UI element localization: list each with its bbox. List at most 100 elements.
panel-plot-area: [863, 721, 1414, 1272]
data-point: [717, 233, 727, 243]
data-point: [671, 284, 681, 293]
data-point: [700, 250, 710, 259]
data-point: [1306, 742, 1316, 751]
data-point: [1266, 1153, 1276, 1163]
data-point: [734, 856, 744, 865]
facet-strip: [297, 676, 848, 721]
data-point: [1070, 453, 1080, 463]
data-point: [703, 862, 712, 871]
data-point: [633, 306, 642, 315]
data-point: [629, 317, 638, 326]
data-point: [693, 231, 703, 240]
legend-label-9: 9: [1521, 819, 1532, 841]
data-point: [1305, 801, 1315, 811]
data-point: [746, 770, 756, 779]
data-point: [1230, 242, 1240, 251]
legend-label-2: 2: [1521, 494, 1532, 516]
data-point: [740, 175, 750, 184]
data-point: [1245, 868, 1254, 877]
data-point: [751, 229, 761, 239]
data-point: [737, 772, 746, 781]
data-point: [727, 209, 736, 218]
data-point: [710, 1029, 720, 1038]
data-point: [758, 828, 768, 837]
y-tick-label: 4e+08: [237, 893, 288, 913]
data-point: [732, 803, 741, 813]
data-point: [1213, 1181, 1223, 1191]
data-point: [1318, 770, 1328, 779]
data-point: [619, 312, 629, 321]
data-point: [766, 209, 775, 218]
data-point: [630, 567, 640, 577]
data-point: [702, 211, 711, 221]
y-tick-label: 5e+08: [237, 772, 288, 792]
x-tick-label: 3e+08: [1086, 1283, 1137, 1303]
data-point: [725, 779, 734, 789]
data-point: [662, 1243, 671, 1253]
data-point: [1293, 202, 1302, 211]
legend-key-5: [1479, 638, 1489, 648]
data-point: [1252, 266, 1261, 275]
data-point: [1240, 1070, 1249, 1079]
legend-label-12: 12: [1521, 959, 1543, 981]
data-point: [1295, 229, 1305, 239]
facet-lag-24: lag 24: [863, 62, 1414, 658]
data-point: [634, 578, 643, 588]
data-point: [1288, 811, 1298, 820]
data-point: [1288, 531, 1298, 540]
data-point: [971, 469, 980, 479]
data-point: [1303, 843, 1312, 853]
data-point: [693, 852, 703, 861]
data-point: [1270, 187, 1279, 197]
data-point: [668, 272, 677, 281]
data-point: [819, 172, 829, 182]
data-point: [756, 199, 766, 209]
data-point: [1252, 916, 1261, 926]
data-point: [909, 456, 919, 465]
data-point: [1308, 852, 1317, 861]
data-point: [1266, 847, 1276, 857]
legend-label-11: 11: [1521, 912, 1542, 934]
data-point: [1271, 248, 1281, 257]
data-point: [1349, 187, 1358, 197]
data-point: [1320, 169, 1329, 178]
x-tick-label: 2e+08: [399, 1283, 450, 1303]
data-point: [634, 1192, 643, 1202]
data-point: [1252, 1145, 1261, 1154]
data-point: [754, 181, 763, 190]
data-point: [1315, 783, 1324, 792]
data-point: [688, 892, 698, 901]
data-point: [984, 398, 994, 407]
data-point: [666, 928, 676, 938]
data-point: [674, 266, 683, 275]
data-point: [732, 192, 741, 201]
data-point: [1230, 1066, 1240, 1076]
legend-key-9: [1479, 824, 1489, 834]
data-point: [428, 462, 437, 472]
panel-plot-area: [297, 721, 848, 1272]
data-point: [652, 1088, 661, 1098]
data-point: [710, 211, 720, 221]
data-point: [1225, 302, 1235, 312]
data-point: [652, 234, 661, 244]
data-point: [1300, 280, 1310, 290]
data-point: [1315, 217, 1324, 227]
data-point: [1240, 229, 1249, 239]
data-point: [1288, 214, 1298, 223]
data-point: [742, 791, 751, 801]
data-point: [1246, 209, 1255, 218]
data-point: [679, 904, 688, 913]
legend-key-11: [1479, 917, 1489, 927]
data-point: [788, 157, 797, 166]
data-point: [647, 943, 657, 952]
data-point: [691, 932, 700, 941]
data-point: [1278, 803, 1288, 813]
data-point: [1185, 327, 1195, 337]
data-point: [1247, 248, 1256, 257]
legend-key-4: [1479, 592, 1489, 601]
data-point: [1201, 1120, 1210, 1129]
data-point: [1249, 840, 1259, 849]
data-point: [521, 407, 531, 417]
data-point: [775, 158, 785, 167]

━━━━━━━━━━━━━━━━━━━━

_Aim:_
Reproduce the items above line for line, with no changes.

_Written response:_
UI element localization: list each with its bbox. List at most 100 elements.
panel-plot-area: [863, 721, 1414, 1272]
data-point: [717, 233, 727, 243]
data-point: [671, 284, 681, 293]
data-point: [700, 250, 710, 259]
data-point: [1306, 742, 1316, 751]
data-point: [1266, 1153, 1276, 1163]
data-point: [734, 856, 744, 865]
facet-strip: [297, 676, 848, 721]
data-point: [1070, 453, 1080, 463]
data-point: [703, 862, 712, 871]
data-point: [633, 306, 642, 315]
data-point: [629, 317, 638, 326]
data-point: [693, 231, 703, 240]
legend-label-9: 9: [1521, 819, 1532, 841]
data-point: [1305, 801, 1315, 811]
data-point: [746, 770, 756, 779]
data-point: [1230, 242, 1240, 251]
legend-label-2: 2: [1521, 494, 1532, 516]
data-point: [740, 175, 750, 184]
data-point: [1245, 868, 1254, 877]
data-point: [751, 229, 761, 239]
data-point: [737, 772, 746, 781]
data-point: [727, 209, 736, 218]
data-point: [710, 1029, 720, 1038]
data-point: [758, 828, 768, 837]
y-tick-label: 4e+08: [237, 893, 288, 913]
data-point: [732, 803, 741, 813]
data-point: [1213, 1181, 1223, 1191]
data-point: [1318, 770, 1328, 779]
data-point: [619, 312, 629, 321]
data-point: [766, 209, 775, 218]
data-point: [630, 567, 640, 577]
data-point: [702, 211, 711, 221]
y-tick-label: 5e+08: [237, 772, 288, 792]
x-tick-label: 3e+08: [1086, 1283, 1137, 1303]
data-point: [725, 779, 734, 789]
data-point: [662, 1243, 671, 1253]
data-point: [1293, 202, 1302, 211]
legend-key-5: [1479, 638, 1489, 648]
data-point: [1252, 266, 1261, 275]
data-point: [1240, 1070, 1249, 1079]
legend-label-12: 12: [1521, 959, 1543, 981]
data-point: [1295, 229, 1305, 239]
facet-lag-24: lag 24: [863, 62, 1414, 658]
data-point: [634, 578, 643, 588]
data-point: [1288, 811, 1298, 820]
data-point: [1288, 531, 1298, 540]
data-point: [971, 469, 980, 479]
data-point: [1303, 843, 1312, 853]
data-point: [693, 852, 703, 861]
data-point: [1270, 187, 1279, 197]
data-point: [668, 272, 677, 281]
data-point: [819, 172, 829, 182]
data-point: [756, 199, 766, 209]
data-point: [1252, 916, 1261, 926]
data-point: [909, 456, 919, 465]
data-point: [1308, 852, 1317, 861]
data-point: [1266, 847, 1276, 857]
legend-label-11: 11: [1521, 912, 1542, 934]
data-point: [1271, 248, 1281, 257]
data-point: [1349, 187, 1358, 197]
data-point: [1320, 169, 1329, 178]
x-tick-label: 2e+08: [399, 1283, 450, 1303]
data-point: [634, 1192, 643, 1202]
data-point: [1252, 1145, 1261, 1154]
data-point: [754, 181, 763, 190]
data-point: [1315, 783, 1324, 792]
data-point: [688, 892, 698, 901]
data-point: [984, 398, 994, 407]
data-point: [666, 928, 676, 938]
data-point: [674, 266, 683, 275]
data-point: [732, 192, 741, 201]
data-point: [1230, 1066, 1240, 1076]
legend-key-9: [1479, 824, 1489, 834]
data-point: [428, 462, 437, 472]
panel-plot-area: [297, 721, 848, 1272]
data-point: [652, 1088, 661, 1098]
data-point: [710, 211, 720, 221]
data-point: [1225, 302, 1235, 312]
data-point: [652, 234, 661, 244]
data-point: [1300, 280, 1310, 290]
data-point: [1315, 217, 1324, 227]
data-point: [1240, 229, 1249, 239]
data-point: [1288, 214, 1298, 223]
data-point: [742, 791, 751, 801]
data-point: [1246, 209, 1255, 218]
data-point: [679, 904, 688, 913]
legend-key-11: [1479, 917, 1489, 927]
data-point: [788, 157, 797, 166]
data-point: [647, 943, 657, 952]
data-point: [691, 932, 700, 941]
data-point: [1278, 803, 1288, 813]
data-point: [1185, 327, 1195, 337]
data-point: [1247, 248, 1256, 257]
legend-key-4: [1479, 592, 1489, 601]
data-point: [1201, 1120, 1210, 1129]
data-point: [1249, 840, 1259, 849]
data-point: [521, 407, 531, 417]
data-point: [775, 158, 785, 167]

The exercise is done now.